Given problem
Search the material below for the word "gear" and copy every line in which it occurs.

* START Records for this task *

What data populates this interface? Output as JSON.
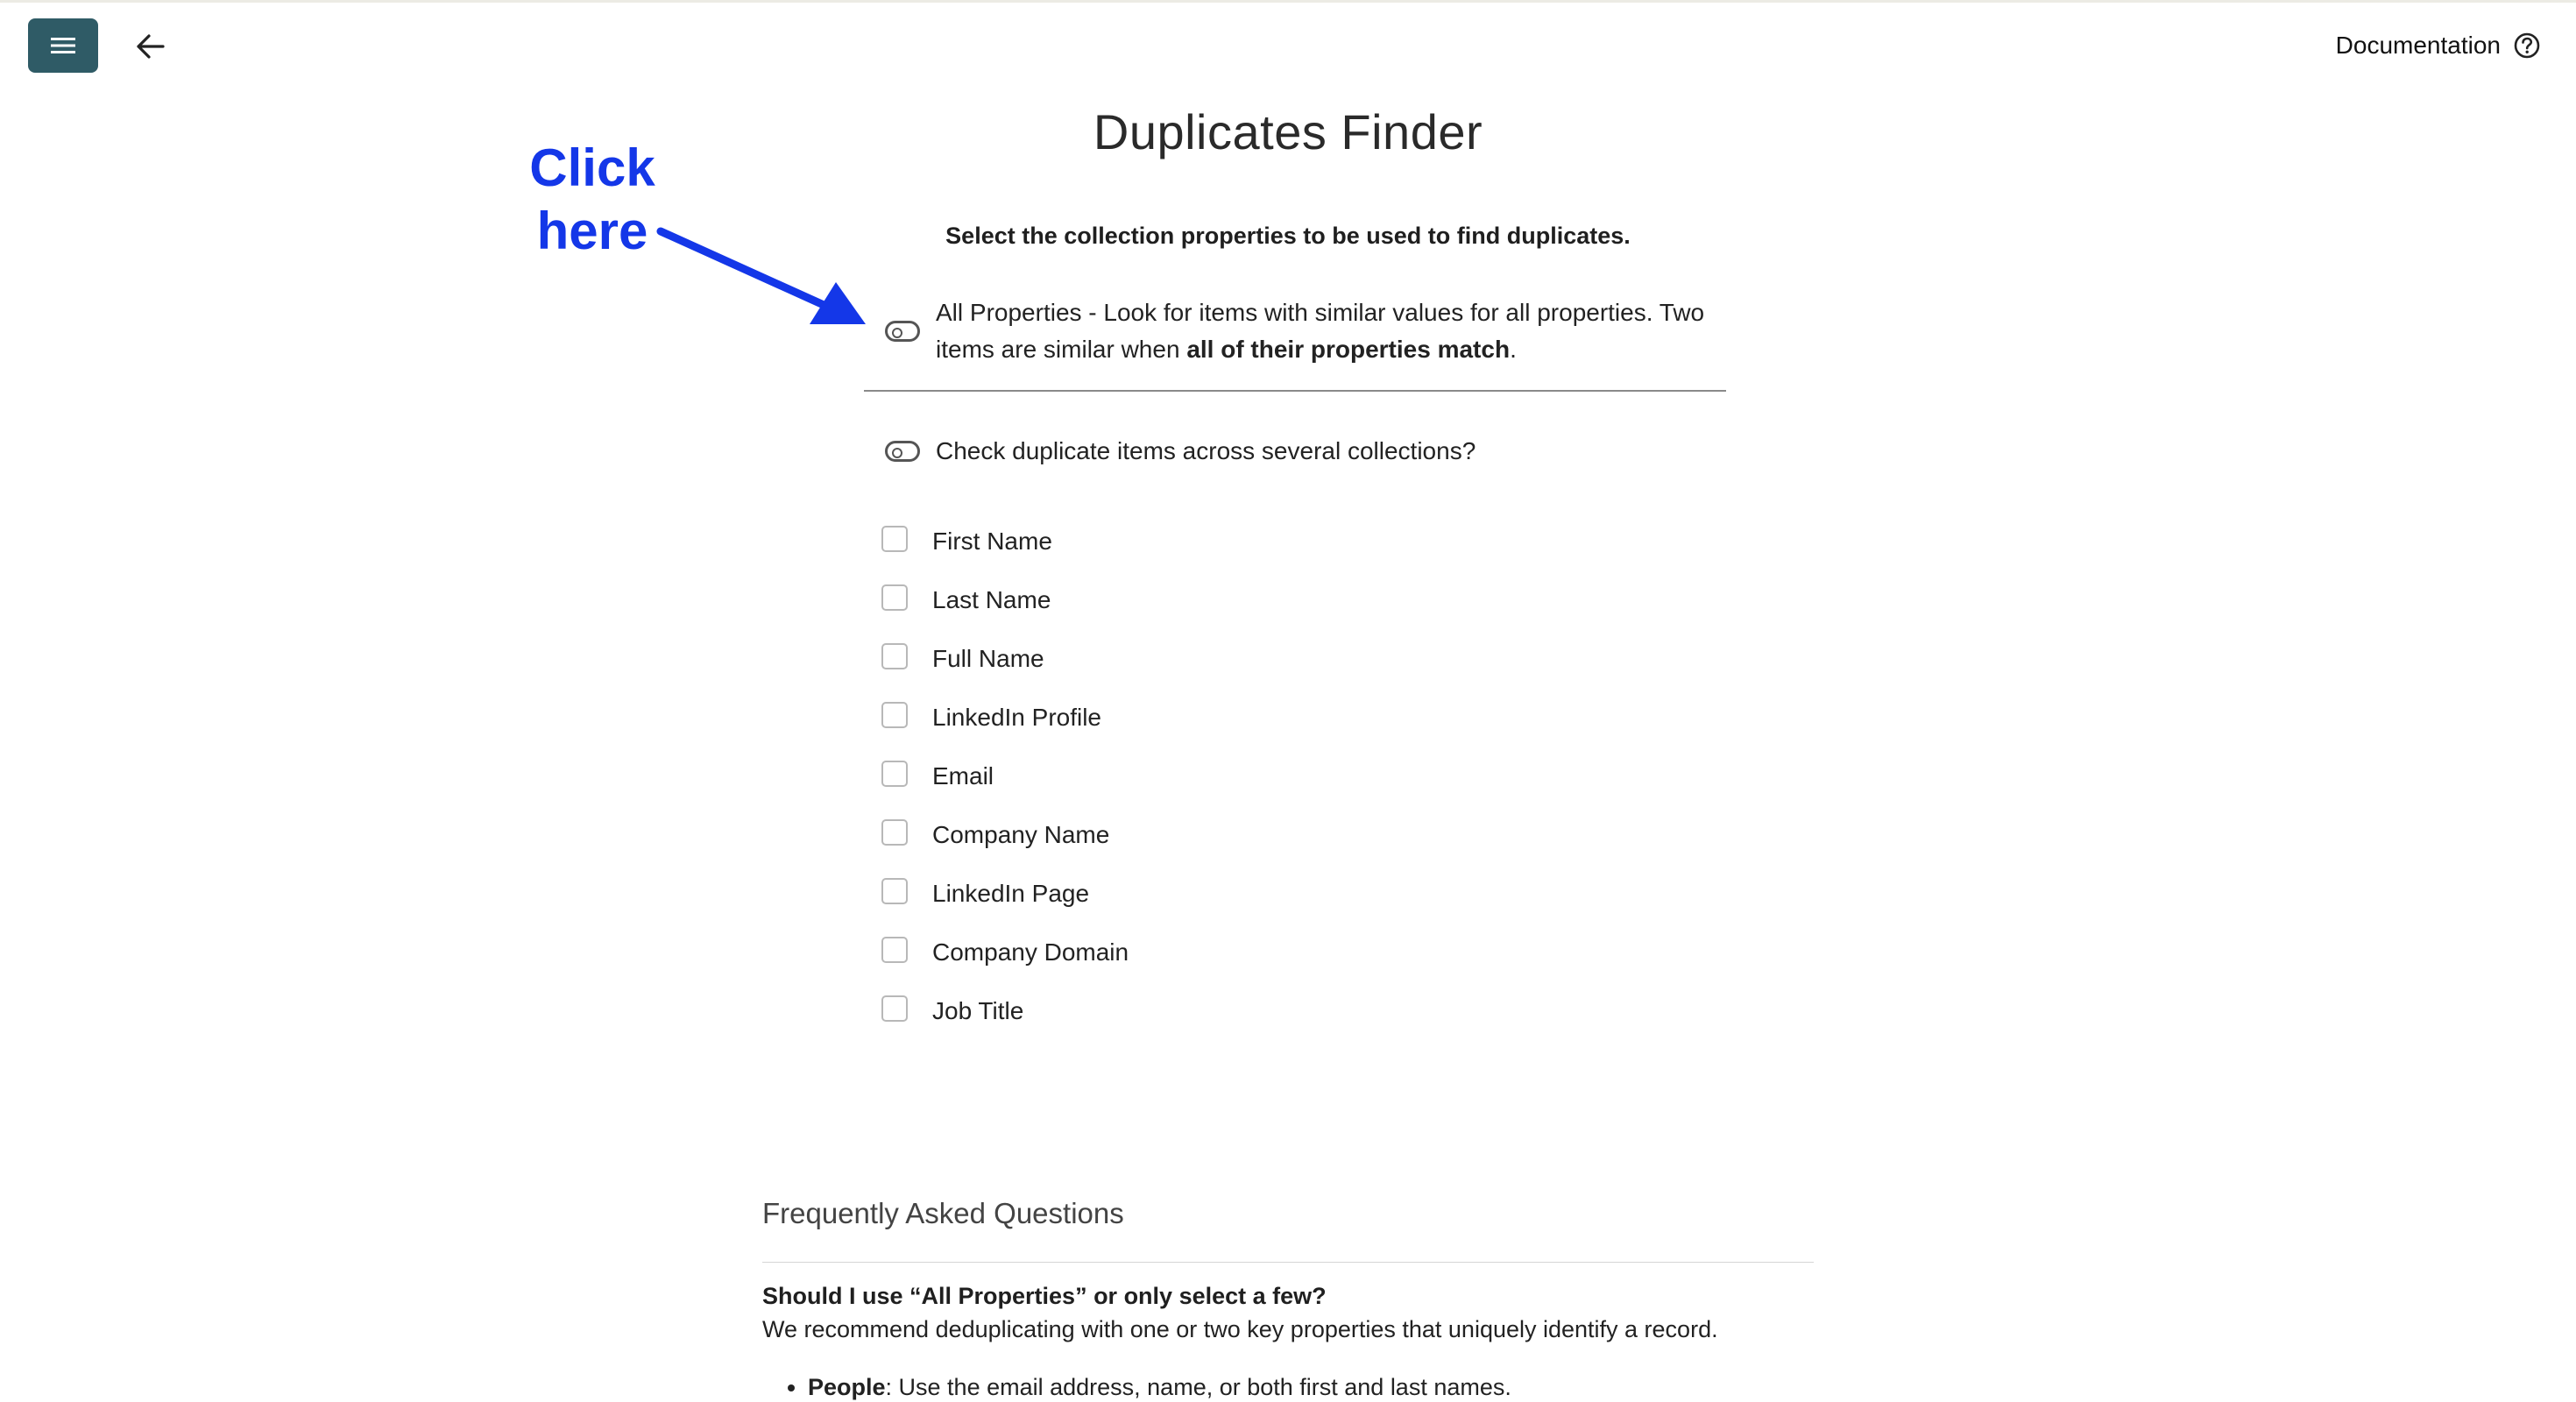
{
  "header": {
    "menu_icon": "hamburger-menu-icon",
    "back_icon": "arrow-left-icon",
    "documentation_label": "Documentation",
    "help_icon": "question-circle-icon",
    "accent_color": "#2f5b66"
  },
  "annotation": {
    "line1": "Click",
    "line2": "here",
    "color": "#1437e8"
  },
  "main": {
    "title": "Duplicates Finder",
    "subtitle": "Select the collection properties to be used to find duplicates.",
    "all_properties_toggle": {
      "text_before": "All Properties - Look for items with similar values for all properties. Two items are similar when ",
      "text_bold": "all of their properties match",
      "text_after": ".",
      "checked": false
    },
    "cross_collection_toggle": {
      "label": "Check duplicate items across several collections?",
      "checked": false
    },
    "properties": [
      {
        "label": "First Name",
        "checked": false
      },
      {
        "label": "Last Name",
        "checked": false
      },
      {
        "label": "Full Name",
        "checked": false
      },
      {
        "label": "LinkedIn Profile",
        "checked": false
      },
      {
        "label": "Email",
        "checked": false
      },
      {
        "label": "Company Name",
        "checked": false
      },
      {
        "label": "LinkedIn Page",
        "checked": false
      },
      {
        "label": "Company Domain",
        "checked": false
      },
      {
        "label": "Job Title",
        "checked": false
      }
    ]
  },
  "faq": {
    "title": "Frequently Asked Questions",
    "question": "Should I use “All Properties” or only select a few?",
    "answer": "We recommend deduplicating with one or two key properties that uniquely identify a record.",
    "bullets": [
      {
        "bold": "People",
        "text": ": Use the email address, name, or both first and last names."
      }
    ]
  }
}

* END Records for this task *
* START Records for this task *

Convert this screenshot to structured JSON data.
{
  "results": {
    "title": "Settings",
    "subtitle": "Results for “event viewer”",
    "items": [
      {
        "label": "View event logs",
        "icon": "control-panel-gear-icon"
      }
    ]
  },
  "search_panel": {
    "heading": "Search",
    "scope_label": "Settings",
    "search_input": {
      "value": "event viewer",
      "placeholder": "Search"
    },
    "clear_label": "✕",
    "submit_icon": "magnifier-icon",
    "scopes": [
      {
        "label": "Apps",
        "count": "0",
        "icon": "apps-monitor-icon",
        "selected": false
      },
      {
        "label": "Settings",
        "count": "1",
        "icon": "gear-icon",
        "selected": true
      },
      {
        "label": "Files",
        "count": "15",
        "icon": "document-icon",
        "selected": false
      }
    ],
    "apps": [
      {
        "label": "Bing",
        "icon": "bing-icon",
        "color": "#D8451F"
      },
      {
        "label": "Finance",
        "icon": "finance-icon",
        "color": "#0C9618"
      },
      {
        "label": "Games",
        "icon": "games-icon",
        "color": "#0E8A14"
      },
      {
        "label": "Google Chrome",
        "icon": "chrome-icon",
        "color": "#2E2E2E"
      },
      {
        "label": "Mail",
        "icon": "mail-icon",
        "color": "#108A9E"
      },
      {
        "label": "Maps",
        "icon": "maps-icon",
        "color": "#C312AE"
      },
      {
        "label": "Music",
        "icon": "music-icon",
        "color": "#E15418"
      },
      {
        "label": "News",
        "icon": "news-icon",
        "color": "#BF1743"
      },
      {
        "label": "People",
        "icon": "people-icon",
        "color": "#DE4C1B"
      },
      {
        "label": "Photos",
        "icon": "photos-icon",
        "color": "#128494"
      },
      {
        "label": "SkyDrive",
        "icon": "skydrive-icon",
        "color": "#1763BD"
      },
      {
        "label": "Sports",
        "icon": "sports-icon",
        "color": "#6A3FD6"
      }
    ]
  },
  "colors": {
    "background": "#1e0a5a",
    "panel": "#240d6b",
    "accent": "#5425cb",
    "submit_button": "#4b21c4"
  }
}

* END Records for this task *
* START Records for this task *

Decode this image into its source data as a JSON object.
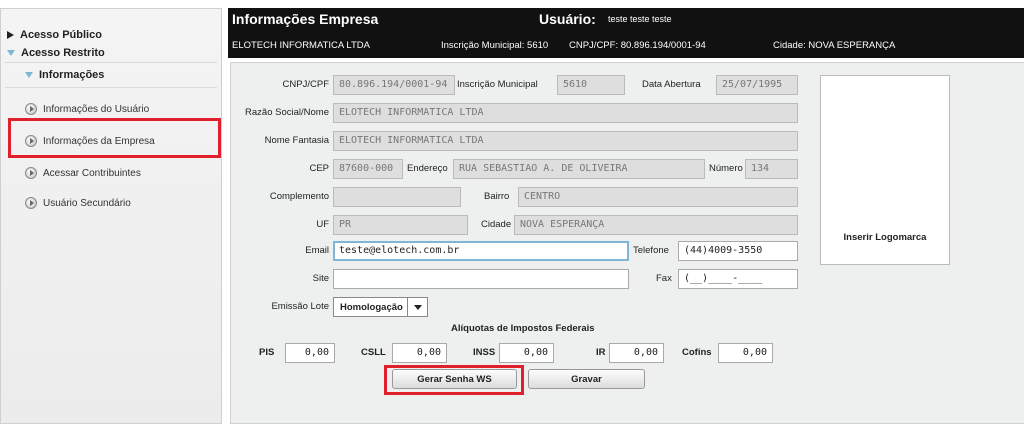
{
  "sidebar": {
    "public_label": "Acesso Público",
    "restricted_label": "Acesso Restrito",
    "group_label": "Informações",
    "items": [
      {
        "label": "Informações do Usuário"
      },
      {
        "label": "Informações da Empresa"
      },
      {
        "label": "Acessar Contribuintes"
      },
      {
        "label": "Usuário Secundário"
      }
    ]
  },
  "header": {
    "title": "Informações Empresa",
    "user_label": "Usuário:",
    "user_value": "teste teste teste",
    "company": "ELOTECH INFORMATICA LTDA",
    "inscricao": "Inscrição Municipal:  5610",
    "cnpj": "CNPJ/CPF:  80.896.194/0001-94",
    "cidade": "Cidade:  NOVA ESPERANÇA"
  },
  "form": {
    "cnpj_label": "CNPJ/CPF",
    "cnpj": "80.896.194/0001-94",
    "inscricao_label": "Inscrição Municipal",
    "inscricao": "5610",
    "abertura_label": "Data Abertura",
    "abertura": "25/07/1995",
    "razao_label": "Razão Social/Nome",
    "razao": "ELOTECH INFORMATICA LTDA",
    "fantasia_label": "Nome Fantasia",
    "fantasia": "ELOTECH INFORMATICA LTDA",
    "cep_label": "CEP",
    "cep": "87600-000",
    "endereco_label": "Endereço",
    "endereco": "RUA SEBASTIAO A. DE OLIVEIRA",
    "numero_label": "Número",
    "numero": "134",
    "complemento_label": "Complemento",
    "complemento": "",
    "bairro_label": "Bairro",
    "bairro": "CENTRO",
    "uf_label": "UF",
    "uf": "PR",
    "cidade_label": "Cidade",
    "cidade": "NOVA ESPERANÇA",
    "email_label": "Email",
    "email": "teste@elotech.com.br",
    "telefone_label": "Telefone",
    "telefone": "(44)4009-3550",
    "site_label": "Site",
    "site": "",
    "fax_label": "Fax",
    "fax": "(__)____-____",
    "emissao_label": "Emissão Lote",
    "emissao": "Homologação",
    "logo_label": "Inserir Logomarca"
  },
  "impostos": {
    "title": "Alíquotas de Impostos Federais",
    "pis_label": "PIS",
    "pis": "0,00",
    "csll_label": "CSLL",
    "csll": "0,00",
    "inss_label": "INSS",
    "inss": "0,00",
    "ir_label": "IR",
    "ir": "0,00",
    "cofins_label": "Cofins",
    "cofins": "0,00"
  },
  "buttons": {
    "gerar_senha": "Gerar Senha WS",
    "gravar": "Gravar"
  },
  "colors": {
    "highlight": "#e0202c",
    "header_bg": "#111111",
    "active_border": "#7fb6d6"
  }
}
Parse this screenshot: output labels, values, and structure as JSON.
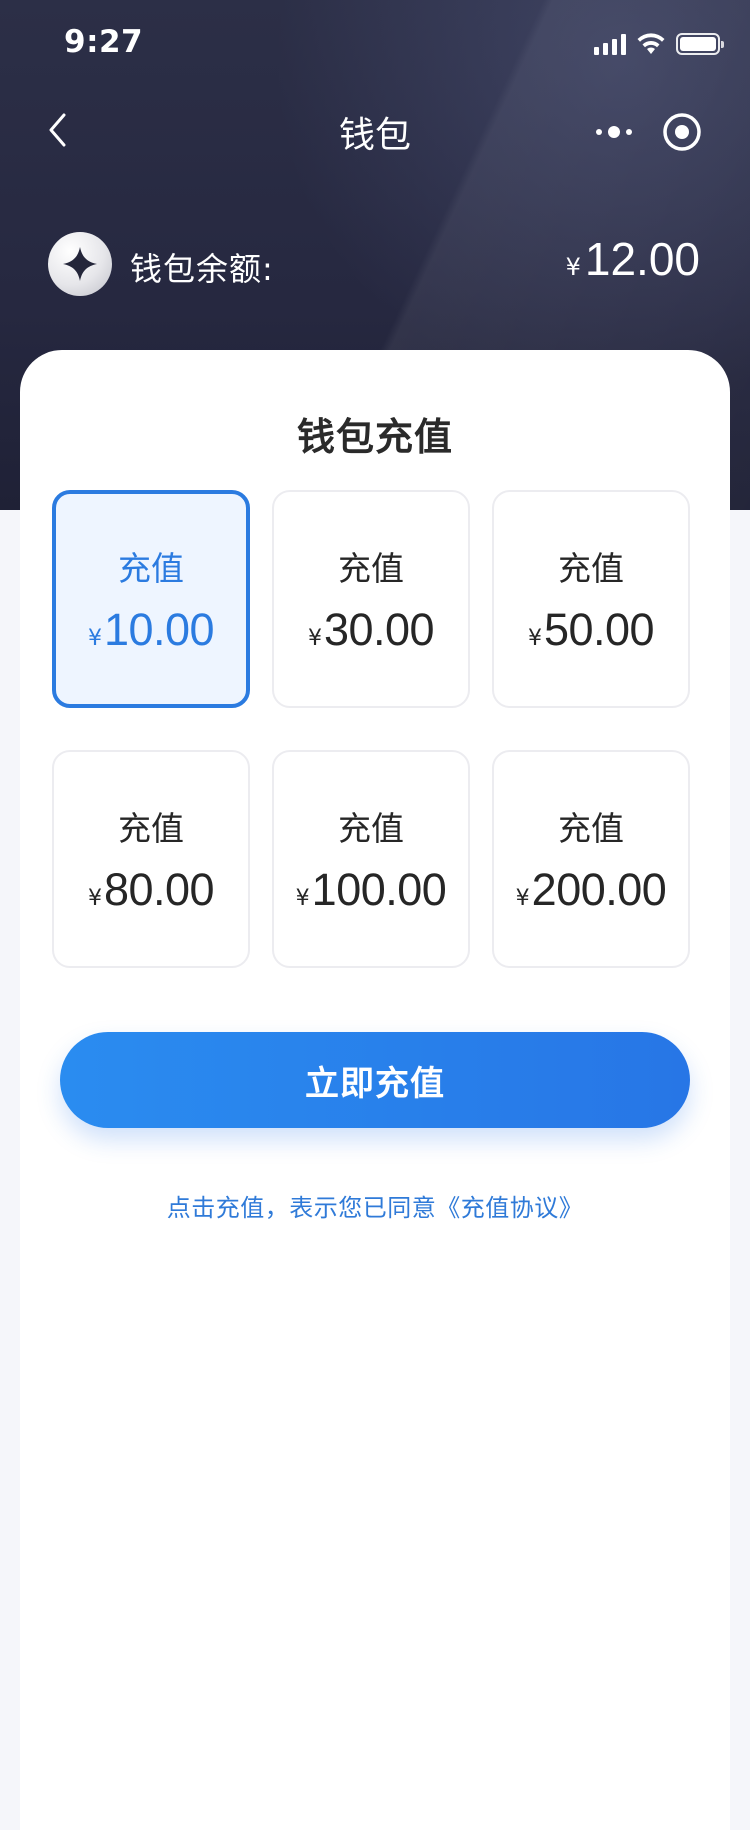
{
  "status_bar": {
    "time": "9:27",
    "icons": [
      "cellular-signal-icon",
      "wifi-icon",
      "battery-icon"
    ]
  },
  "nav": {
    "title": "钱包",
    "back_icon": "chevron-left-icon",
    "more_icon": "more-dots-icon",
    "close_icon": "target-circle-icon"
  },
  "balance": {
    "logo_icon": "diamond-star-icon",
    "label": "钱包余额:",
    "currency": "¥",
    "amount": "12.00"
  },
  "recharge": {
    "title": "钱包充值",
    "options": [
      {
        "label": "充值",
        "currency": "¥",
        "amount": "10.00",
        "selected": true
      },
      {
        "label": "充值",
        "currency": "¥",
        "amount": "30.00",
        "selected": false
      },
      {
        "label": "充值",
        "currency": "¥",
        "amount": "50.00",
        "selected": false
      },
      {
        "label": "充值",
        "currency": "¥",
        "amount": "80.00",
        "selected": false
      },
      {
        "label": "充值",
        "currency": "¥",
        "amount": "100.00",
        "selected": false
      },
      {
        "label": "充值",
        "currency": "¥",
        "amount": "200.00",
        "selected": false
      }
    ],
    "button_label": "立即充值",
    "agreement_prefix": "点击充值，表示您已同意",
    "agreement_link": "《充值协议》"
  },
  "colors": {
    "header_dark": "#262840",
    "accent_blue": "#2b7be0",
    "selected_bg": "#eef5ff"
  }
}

* END Records for this task *

Right answer
        "icon": "control-panel-gear-icon"
        "icon": "gear-icon",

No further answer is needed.